-- Start of Extracted data --

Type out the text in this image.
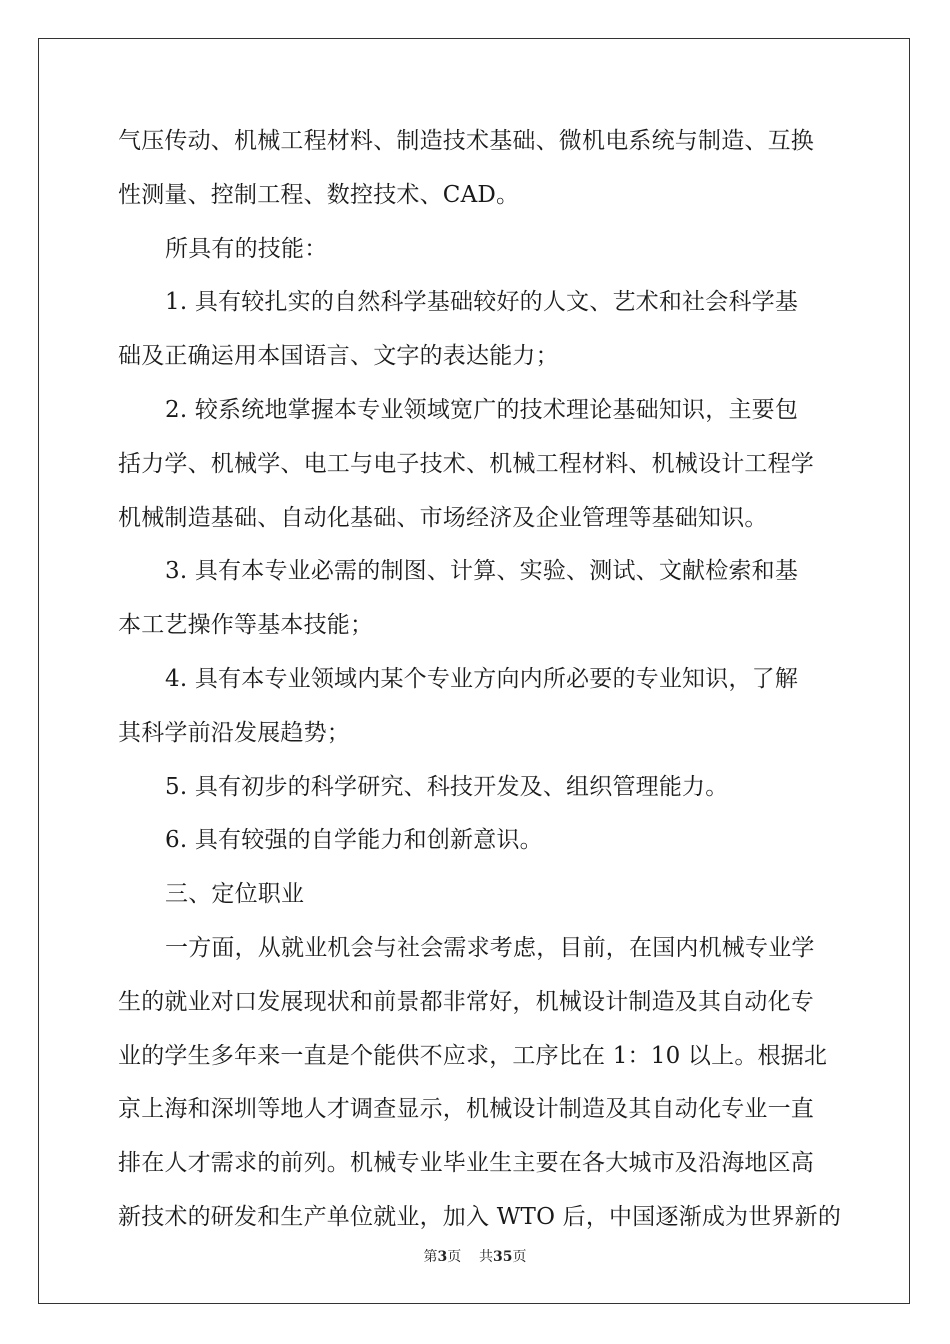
气压传动、机械工程材料、制造技术基础、微机电系统与制造、互换
性测量、控制工程、数控技术、CAD。
所具有的技能：
1. 具有较扎实的自然科学基础较好的人文、艺术和社会科学基
础及正确运用本国语言、文字的表达能力；
2. 较系统地掌握本专业领域宽广的技术理论基础知识，主要包
括力学、机械学、电工与电子技术、机械工程材料、机械设计工程学
机械制造基础、自动化基础、市场经济及企业管理等基础知识。
3. 具有本专业必需的制图、计算、实验、测试、文献检索和基
本工艺操作等基本技能；
4. 具有本专业领域内某个专业方向内所必要的专业知识，了解
其科学前沿发展趋势；
5. 具有初步的科学研究、科技开发及、组织管理能力。
6. 具有较强的自学能力和创新意识。
三、定位职业
一方面，从就业机会与社会需求考虑，目前，在国内机械专业学
生的就业对口发展现状和前景都非常好，机械设计制造及其自动化专
业的学生多年来一直是个能供不应求，工序比在 1：10 以上。根据北
京上海和深圳等地人才调查显示，机械设计制造及其自动化专业一直
排在人才需求的前列。机械专业毕业生主要在各大城市及沿海地区高
新技术的研发和生产单位就业，加入 WTO 后，中国逐渐成为世界新的
第3页 共35页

-- End of Extracted data --

Images must not appear in the copy; reproduce everything else in the records verbatim.

Complete response -
Type out the text in this image.
气压传动、机械工程材料、制造技术基础、微机电系统与制造、互换
性测量、控制工程、数控技术、CAD。
所具有的技能：
1. 具有较扎实的自然科学基础较好的人文、艺术和社会科学基
础及正确运用本国语言、文字的表达能力；
2. 较系统地掌握本专业领域宽广的技术理论基础知识，主要包
括力学、机械学、电工与电子技术、机械工程材料、机械设计工程学
机械制造基础、自动化基础、市场经济及企业管理等基础知识。
3. 具有本专业必需的制图、计算、实验、测试、文献检索和基
本工艺操作等基本技能；
4. 具有本专业领域内某个专业方向内所必要的专业知识，了解
其科学前沿发展趋势；
5. 具有初步的科学研究、科技开发及、组织管理能力。
6. 具有较强的自学能力和创新意识。
三、定位职业
一方面，从就业机会与社会需求考虑，目前，在国内机械专业学
生的就业对口发展现状和前景都非常好，机械设计制造及其自动化专
业的学生多年来一直是个能供不应求，工序比在 1：10 以上。根据北
京上海和深圳等地人才调查显示，机械设计制造及其自动化专业一直
排在人才需求的前列。机械专业毕业生主要在各大城市及沿海地区高
新技术的研发和生产单位就业，加入 WTO 后，中国逐渐成为世界新的
第3页 共35页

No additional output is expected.